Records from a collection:
....................
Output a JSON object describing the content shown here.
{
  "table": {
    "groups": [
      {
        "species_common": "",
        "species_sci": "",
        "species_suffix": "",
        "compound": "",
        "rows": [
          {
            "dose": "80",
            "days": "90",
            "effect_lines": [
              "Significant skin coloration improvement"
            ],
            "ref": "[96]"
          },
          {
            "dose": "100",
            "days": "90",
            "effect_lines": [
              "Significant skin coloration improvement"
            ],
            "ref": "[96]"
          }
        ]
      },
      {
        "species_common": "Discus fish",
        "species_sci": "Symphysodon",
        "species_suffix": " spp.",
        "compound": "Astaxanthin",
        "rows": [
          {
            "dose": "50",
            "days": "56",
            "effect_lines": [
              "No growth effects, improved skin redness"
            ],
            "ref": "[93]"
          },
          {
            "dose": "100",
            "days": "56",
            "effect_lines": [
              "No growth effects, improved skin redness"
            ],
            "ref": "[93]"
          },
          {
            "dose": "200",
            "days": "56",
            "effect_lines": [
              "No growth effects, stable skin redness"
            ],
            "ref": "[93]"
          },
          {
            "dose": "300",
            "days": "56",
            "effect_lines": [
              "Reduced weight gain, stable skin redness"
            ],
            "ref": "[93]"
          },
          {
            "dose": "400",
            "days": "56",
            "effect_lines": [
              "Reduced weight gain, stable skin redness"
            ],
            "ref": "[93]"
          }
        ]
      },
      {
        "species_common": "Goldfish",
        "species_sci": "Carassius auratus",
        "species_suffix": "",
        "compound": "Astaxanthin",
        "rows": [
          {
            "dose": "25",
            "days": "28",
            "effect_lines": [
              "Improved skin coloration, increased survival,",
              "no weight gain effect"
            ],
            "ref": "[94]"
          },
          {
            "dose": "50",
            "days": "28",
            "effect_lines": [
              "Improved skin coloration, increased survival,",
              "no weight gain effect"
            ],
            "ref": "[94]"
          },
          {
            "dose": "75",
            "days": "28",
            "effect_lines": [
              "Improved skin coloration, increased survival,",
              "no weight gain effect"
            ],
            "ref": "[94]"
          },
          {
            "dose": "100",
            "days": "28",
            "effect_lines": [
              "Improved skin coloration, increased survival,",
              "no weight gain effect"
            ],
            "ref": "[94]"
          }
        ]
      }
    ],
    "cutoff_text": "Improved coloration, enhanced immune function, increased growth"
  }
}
....................
The problem: Reproduce the records word for word.

Exercise result:
Output a JSON object describing the content shown here.
{
  "table": {
    "groups": [
      {
        "species_common": "",
        "species_sci": "",
        "species_suffix": "",
        "compound": "",
        "rows": [
          {
            "dose": "80",
            "days": "90",
            "effect_lines": [
              "Significant skin coloration improvement"
            ],
            "ref": "[96]"
          },
          {
            "dose": "100",
            "days": "90",
            "effect_lines": [
              "Significant skin coloration improvement"
            ],
            "ref": "[96]"
          }
        ]
      },
      {
        "species_common": "Discus fish",
        "species_sci": "Symphysodon",
        "species_suffix": " spp.",
        "compound": "Astaxanthin",
        "rows": [
          {
            "dose": "50",
            "days": "56",
            "effect_lines": [
              "No growth effects, improved skin redness"
            ],
            "ref": "[93]"
          },
          {
            "dose": "100",
            "days": "56",
            "effect_lines": [
              "No growth effects, improved skin redness"
            ],
            "ref": "[93]"
          },
          {
            "dose": "200",
            "days": "56",
            "effect_lines": [
              "No growth effects, stable skin redness"
            ],
            "ref": "[93]"
          },
          {
            "dose": "300",
            "days": "56",
            "effect_lines": [
              "Reduced weight gain, stable skin redness"
            ],
            "ref": "[93]"
          },
          {
            "dose": "400",
            "days": "56",
            "effect_lines": [
              "Reduced weight gain, stable skin redness"
            ],
            "ref": "[93]"
          }
        ]
      },
      {
        "species_common": "Goldfish",
        "species_sci": "Carassius auratus",
        "species_suffix": "",
        "compound": "Astaxanthin",
        "rows": [
          {
            "dose": "25",
            "days": "28",
            "effect_lines": [
              "Improved skin coloration, increased survival,",
              "no weight gain effect"
            ],
            "ref": "[94]"
          },
          {
            "dose": "50",
            "days": "28",
            "effect_lines": [
              "Improved skin coloration, increased survival,",
              "no weight gain effect"
            ],
            "ref": "[94]"
          },
          {
            "dose": "75",
            "days": "28",
            "effect_lines": [
              "Improved skin coloration, increased survival,",
              "no weight gain effect"
            ],
            "ref": "[94]"
          },
          {
            "dose": "100",
            "days": "28",
            "effect_lines": [
              "Improved skin coloration, increased survival,",
              "no weight gain effect"
            ],
            "ref": "[94]"
          }
        ]
      }
    ],
    "cutoff_text": "Improved coloration, enhanced immune function, increased growth"
  }
}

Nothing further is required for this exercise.